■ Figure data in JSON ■
• • • • • • •

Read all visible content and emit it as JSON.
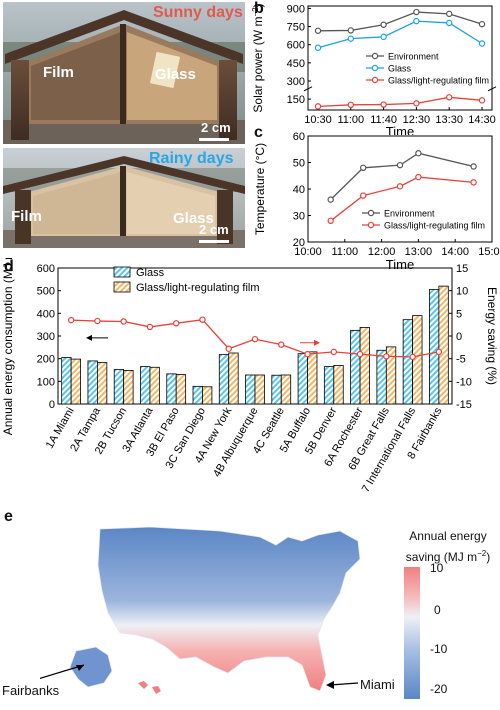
{
  "panels": {
    "a": {
      "label": "a",
      "sunny_caption": "Sunny days",
      "rainy_caption": "Rainy days",
      "film_label": "Film",
      "glass_label": "Glass",
      "scale_label": "2 cm",
      "colors": {
        "sunny": "#e05a4e",
        "rainy": "#2aa6e0"
      }
    },
    "b": {
      "label": "b"
    },
    "c": {
      "label": "c"
    },
    "d": {
      "label": "d"
    },
    "e": {
      "label": "e",
      "legend_title_line1": "Annual energy",
      "legend_title_line2": "saving (MJ m",
      "legend_title_sup": "−2",
      "legend_title_end": ")",
      "colorbar_ticks": [
        "10",
        "0",
        "-10",
        "-20"
      ],
      "colorbar_values": [
        10,
        0,
        -10,
        -20
      ],
      "city_left": "Fairbanks",
      "city_right": "Miami",
      "colors": {
        "positive": "#f08080",
        "neutral": "#eef0f6",
        "negative": "#5b86c6"
      }
    }
  },
  "chart_data": [
    {
      "id": "b",
      "type": "line",
      "xlabel": "Time",
      "ylabel": "Solar power (W m",
      "ylabel_sup": "−2",
      "ylabel_end": ")",
      "x": [
        "10:30",
        "11:00",
        "11:40",
        "12:30",
        "13:30",
        "14:30"
      ],
      "yticks": [
        150,
        300,
        450,
        600,
        750,
        900
      ],
      "ylim": [
        60,
        920
      ],
      "axis_break": true,
      "series": [
        {
          "name": "Environment",
          "color": "#555555",
          "values": [
            715,
            718,
            765,
            870,
            855,
            770
          ]
        },
        {
          "name": "Glass",
          "color": "#1aa3e0",
          "values": [
            575,
            650,
            665,
            795,
            780,
            610
          ]
        },
        {
          "name": "Glass/light-regulating film",
          "color": "#e8403a",
          "values": [
            90,
            103,
            105,
            115,
            165,
            140
          ]
        }
      ],
      "legend": "center-right"
    },
    {
      "id": "c",
      "type": "line",
      "xlabel": "Time",
      "ylabel": "Temperature (°C)",
      "xticks": [
        "10:00",
        "11:00",
        "12:00",
        "13:00",
        "14:00",
        "15:00"
      ],
      "yticks": [
        20,
        30,
        40,
        50,
        60
      ],
      "ylim": [
        20,
        60
      ],
      "series": [
        {
          "name": "Environment",
          "color": "#555555",
          "points": [
            [
              "10:37",
              36
            ],
            [
              "11:30",
              48
            ],
            [
              "12:30",
              49
            ],
            [
              "13:00",
              53.5
            ],
            [
              "14:30",
              48.5
            ]
          ]
        },
        {
          "name": "Glass/light-regulating film",
          "color": "#e8403a",
          "points": [
            [
              "10:37",
              28
            ],
            [
              "11:30",
              37.5
            ],
            [
              "12:30",
              41
            ],
            [
              "13:00",
              44.5
            ],
            [
              "14:30",
              42.5
            ]
          ]
        }
      ],
      "legend": "lower-right"
    },
    {
      "id": "d",
      "type": "bar",
      "ylabel": "Annual energy consumption (MJ m",
      "ylabel_sup": "−2",
      "ylabel_end": ")",
      "y2label": "Energy saving (%)",
      "ylim": [
        0,
        600
      ],
      "yticks": [
        0,
        100,
        200,
        300,
        400,
        500,
        600
      ],
      "y2lim": [
        -15,
        15
      ],
      "y2ticks": [
        -15,
        -10,
        -5,
        0,
        5,
        10,
        15
      ],
      "categories": [
        "1A Miami",
        "2A Tampa",
        "2B Tucson",
        "3A Atlanta",
        "3B El Paso",
        "3C San Diego",
        "4A New York",
        "4B Albuquerque",
        "4C Seattle",
        "5A Buffalo",
        "5B Denver",
        "6A Rochester",
        "6B Great Falls",
        "7 International Falls",
        "8 Fairbanks"
      ],
      "series": [
        {
          "name": "Glass",
          "color": "#57c6ec",
          "values": [
            205,
            190,
            152,
            165,
            133,
            78,
            218,
            128,
            127,
            222,
            165,
            325,
            237,
            372,
            505
          ]
        },
        {
          "name": "Glass/light-regulating film",
          "color": "#f5b664",
          "values": [
            198,
            183,
            148,
            162,
            130,
            76,
            225,
            128,
            128,
            230,
            170,
            338,
            252,
            390,
            520
          ]
        }
      ],
      "line_series": {
        "name": "Energy saving",
        "color": "#e8403a",
        "values": [
          3.5,
          3.3,
          3.2,
          2.0,
          2.8,
          3.6,
          -2.8,
          -0.7,
          -1.9,
          -4.0,
          -3.5,
          -4.0,
          -4.5,
          -4.6,
          -3.5
        ]
      },
      "legend": "top-left"
    }
  ]
}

• • • • • • •

Copy the listing exactly. Any image in it stays out of the copy.

Read all visible content and emit it as JSON.
{
  "panels": {
    "a": {
      "label": "a",
      "sunny_caption": "Sunny days",
      "rainy_caption": "Rainy days",
      "film_label": "Film",
      "glass_label": "Glass",
      "scale_label": "2 cm",
      "colors": {
        "sunny": "#e05a4e",
        "rainy": "#2aa6e0"
      }
    },
    "b": {
      "label": "b"
    },
    "c": {
      "label": "c"
    },
    "d": {
      "label": "d"
    },
    "e": {
      "label": "e",
      "legend_title_line1": "Annual energy",
      "legend_title_line2": "saving (MJ m",
      "legend_title_sup": "−2",
      "legend_title_end": ")",
      "colorbar_ticks": [
        "10",
        "0",
        "-10",
        "-20"
      ],
      "colorbar_values": [
        10,
        0,
        -10,
        -20
      ],
      "city_left": "Fairbanks",
      "city_right": "Miami",
      "colors": {
        "positive": "#f08080",
        "neutral": "#eef0f6",
        "negative": "#5b86c6"
      }
    }
  },
  "chart_data": [
    {
      "id": "b",
      "type": "line",
      "xlabel": "Time",
      "ylabel": "Solar power (W m",
      "ylabel_sup": "−2",
      "ylabel_end": ")",
      "x": [
        "10:30",
        "11:00",
        "11:40",
        "12:30",
        "13:30",
        "14:30"
      ],
      "yticks": [
        150,
        300,
        450,
        600,
        750,
        900
      ],
      "ylim": [
        60,
        920
      ],
      "axis_break": true,
      "series": [
        {
          "name": "Environment",
          "color": "#555555",
          "values": [
            715,
            718,
            765,
            870,
            855,
            770
          ]
        },
        {
          "name": "Glass",
          "color": "#1aa3e0",
          "values": [
            575,
            650,
            665,
            795,
            780,
            610
          ]
        },
        {
          "name": "Glass/light-regulating film",
          "color": "#e8403a",
          "values": [
            90,
            103,
            105,
            115,
            165,
            140
          ]
        }
      ],
      "legend": "center-right"
    },
    {
      "id": "c",
      "type": "line",
      "xlabel": "Time",
      "ylabel": "Temperature (°C)",
      "xticks": [
        "10:00",
        "11:00",
        "12:00",
        "13:00",
        "14:00",
        "15:00"
      ],
      "yticks": [
        20,
        30,
        40,
        50,
        60
      ],
      "ylim": [
        20,
        60
      ],
      "series": [
        {
          "name": "Environment",
          "color": "#555555",
          "points": [
            [
              "10:37",
              36
            ],
            [
              "11:30",
              48
            ],
            [
              "12:30",
              49
            ],
            [
              "13:00",
              53.5
            ],
            [
              "14:30",
              48.5
            ]
          ]
        },
        {
          "name": "Glass/light-regulating film",
          "color": "#e8403a",
          "points": [
            [
              "10:37",
              28
            ],
            [
              "11:30",
              37.5
            ],
            [
              "12:30",
              41
            ],
            [
              "13:00",
              44.5
            ],
            [
              "14:30",
              42.5
            ]
          ]
        }
      ],
      "legend": "lower-right"
    },
    {
      "id": "d",
      "type": "bar",
      "ylabel": "Annual energy consumption (MJ m",
      "ylabel_sup": "−2",
      "ylabel_end": ")",
      "y2label": "Energy saving (%)",
      "ylim": [
        0,
        600
      ],
      "yticks": [
        0,
        100,
        200,
        300,
        400,
        500,
        600
      ],
      "y2lim": [
        -15,
        15
      ],
      "y2ticks": [
        -15,
        -10,
        -5,
        0,
        5,
        10,
        15
      ],
      "categories": [
        "1A Miami",
        "2A Tampa",
        "2B Tucson",
        "3A Atlanta",
        "3B El Paso",
        "3C San Diego",
        "4A New York",
        "4B Albuquerque",
        "4C Seattle",
        "5A Buffalo",
        "5B Denver",
        "6A Rochester",
        "6B Great Falls",
        "7 International Falls",
        "8 Fairbanks"
      ],
      "series": [
        {
          "name": "Glass",
          "color": "#57c6ec",
          "values": [
            205,
            190,
            152,
            165,
            133,
            78,
            218,
            128,
            127,
            222,
            165,
            325,
            237,
            372,
            505
          ]
        },
        {
          "name": "Glass/light-regulating film",
          "color": "#f5b664",
          "values": [
            198,
            183,
            148,
            162,
            130,
            76,
            225,
            128,
            128,
            230,
            170,
            338,
            252,
            390,
            520
          ]
        }
      ],
      "line_series": {
        "name": "Energy saving",
        "color": "#e8403a",
        "values": [
          3.5,
          3.3,
          3.2,
          2.0,
          2.8,
          3.6,
          -2.8,
          -0.7,
          -1.9,
          -4.0,
          -3.5,
          -4.0,
          -4.5,
          -4.6,
          -3.5
        ]
      },
      "legend": "top-left"
    }
  ]
}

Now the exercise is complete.